-- START OF Input rows --
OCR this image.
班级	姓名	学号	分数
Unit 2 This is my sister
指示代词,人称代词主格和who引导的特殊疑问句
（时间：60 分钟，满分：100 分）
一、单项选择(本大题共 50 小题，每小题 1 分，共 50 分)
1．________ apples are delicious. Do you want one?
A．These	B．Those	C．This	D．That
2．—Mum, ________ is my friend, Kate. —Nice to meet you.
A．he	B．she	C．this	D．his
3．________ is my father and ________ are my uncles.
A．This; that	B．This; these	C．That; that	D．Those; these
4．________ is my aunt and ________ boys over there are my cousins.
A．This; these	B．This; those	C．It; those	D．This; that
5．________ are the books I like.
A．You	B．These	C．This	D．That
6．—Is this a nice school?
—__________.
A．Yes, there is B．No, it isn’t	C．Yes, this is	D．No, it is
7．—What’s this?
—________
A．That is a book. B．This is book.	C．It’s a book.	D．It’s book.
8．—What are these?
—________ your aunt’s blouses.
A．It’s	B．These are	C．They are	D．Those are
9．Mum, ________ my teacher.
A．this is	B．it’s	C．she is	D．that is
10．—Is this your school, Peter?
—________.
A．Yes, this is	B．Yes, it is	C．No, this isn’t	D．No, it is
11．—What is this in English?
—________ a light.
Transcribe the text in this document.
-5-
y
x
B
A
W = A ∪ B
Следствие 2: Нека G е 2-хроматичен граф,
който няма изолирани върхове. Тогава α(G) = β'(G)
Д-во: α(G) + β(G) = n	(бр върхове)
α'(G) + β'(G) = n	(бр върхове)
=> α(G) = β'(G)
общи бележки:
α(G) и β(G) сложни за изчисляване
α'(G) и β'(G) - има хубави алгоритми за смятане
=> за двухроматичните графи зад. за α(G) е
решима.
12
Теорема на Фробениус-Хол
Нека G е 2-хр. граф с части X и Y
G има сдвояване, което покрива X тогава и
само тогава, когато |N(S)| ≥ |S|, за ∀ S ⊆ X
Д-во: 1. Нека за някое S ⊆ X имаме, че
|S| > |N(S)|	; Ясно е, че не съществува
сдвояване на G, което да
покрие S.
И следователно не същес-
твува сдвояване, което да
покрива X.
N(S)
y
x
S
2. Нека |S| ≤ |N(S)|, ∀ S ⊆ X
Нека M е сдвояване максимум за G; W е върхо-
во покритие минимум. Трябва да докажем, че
-- END OF Input rows --
### Instructions for the task
All records above must be set down exactly, please.

### Output of the exercise
OCR this image.
班级	姓名	学号	分数
Unit 2 This is my sister
指示代词,人称代词主格和who引导的特殊疑问句
（时间：60 分钟，满分：100 分）
一、单项选择(本大题共 50 小题，每小题 1 分，共 50 分)
1．________ apples are delicious. Do you want one?
A．These	B．Those	C．This	D．That
2．—Mum, ________ is my friend, Kate. —Nice to meet you.
A．he	B．she	C．this	D．his
3．________ is my father and ________ are my uncles.
A．This; that	B．This; these	C．That; that	D．Those; these
4．________ is my aunt and ________ boys over there are my cousins.
A．This; these	B．This; those	C．It; those	D．This; that
5．________ are the books I like.
A．You	B．These	C．This	D．That
6．—Is this a nice school?
—__________.
A．Yes, there is B．No, it isn’t	C．Yes, this is	D．No, it is
7．—What’s this?
—________
A．That is a book. B．This is book.	C．It’s a book.	D．It’s book.
8．—What are these?
—________ your aunt’s blouses.
A．It’s	B．These are	C．They are	D．Those are
9．Mum, ________ my teacher.
A．this is	B．it’s	C．she is	D．that is
10．—Is this your school, Peter?
—________.
A．Yes, this is	B．Yes, it is	C．No, this isn’t	D．No, it is
11．—What is this in English?
—________ a light.
Transcribe the text in this document.
-5-
y
x
B
A
W = A ∪ B
Следствие 2: Нека G е 2-хроматичен граф,
който няма изолирани върхове. Тогава α(G) = β'(G)
Д-во: α(G) + β(G) = n	(бр върхове)
α'(G) + β'(G) = n	(бр върхове)
=> α(G) = β'(G)
общи бележки:
α(G) и β(G) сложни за изчисляване
α'(G) и β'(G) - има хубави алгоритми за смятане
=> за двухроматичните графи зад. за α(G) е
решима.
12
Теорема на Фробениус-Хол
Нека G е 2-хр. граф с части X и Y
G има сдвояване, което покрива X тогава и
само тогава, когато |N(S)| ≥ |S|, за ∀ S ⊆ X
Д-во: 1. Нека за някое S ⊆ X имаме, че
|S| > |N(S)|	; Ясно е, че не съществува
сдвояване на G, което да
покрие S.
И следователно не същес-
твува сдвояване, което да
покрива X.
N(S)
y
x
S
2. Нека |S| ≤ |N(S)|, ∀ S ⊆ X
Нека M е сдвояване максимум за G; W е върхо-
во покритие минимум. Трябва да докажем, че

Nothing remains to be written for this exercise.